> Directions for this task: Reproduce the listing exactly, with no pictures in your copy.

> Data provided:
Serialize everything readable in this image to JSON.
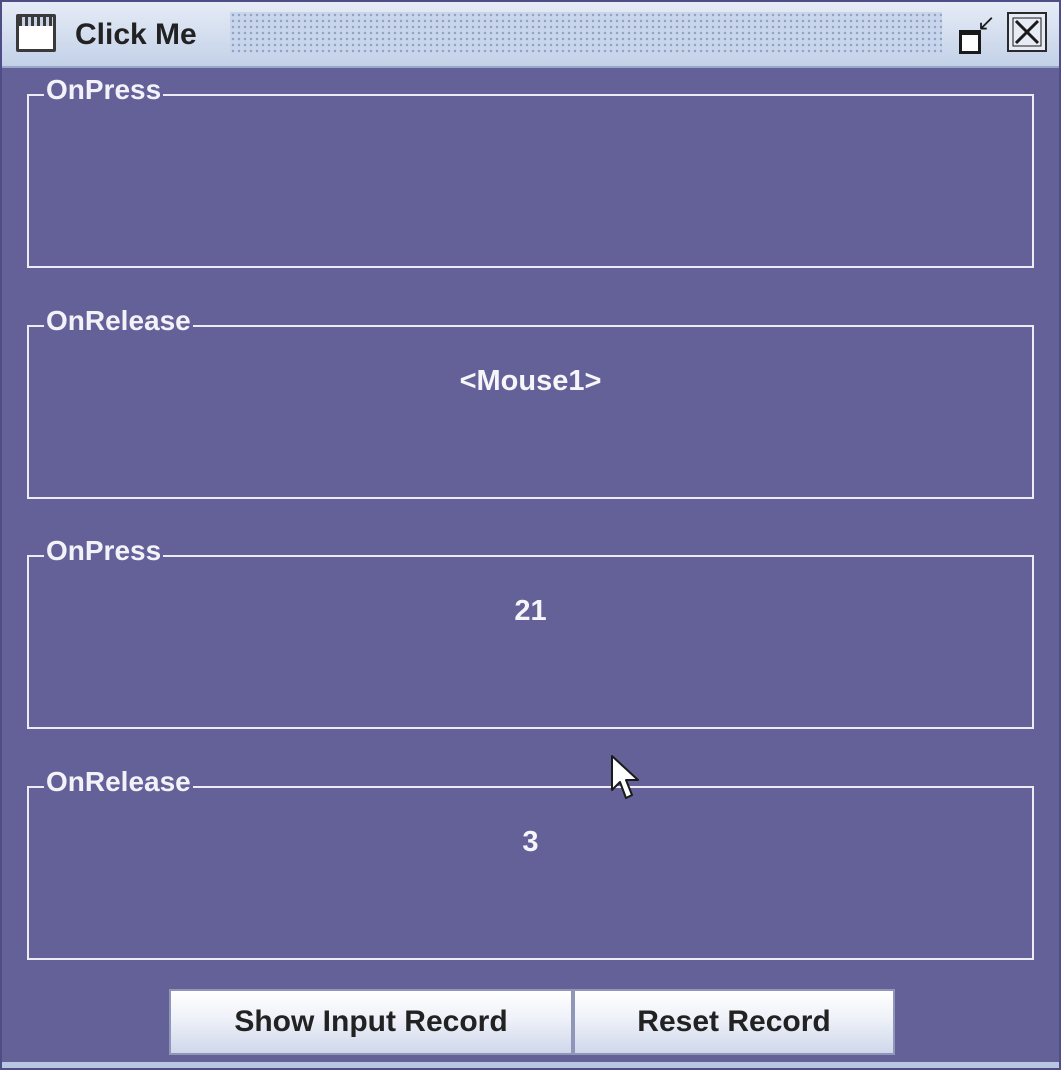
{
  "window": {
    "title": "Click Me"
  },
  "panels": [
    {
      "title": "OnPress",
      "value": ""
    },
    {
      "title": "OnRelease",
      "value": "<Mouse1>"
    },
    {
      "title": "OnPress",
      "value": "21"
    },
    {
      "title": "OnRelease",
      "value": "3"
    }
  ],
  "buttons": {
    "show_input_record": "Show Input Record",
    "reset_record": "Reset Record"
  },
  "colors": {
    "background": "#646199",
    "panel_border": "#ecebf6",
    "text": "#f5f5fa"
  }
}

> Task result:
Serialize everything readable in this image to JSON.
{
  "window": {
    "title": "Click Me"
  },
  "panels": [
    {
      "title": "OnPress",
      "value": ""
    },
    {
      "title": "OnRelease",
      "value": "<Mouse1>"
    },
    {
      "title": "OnPress",
      "value": "21"
    },
    {
      "title": "OnRelease",
      "value": "3"
    }
  ],
  "buttons": {
    "show_input_record": "Show Input Record",
    "reset_record": "Reset Record"
  },
  "colors": {
    "background": "#646199",
    "panel_border": "#ecebf6",
    "text": "#f5f5fa"
  }
}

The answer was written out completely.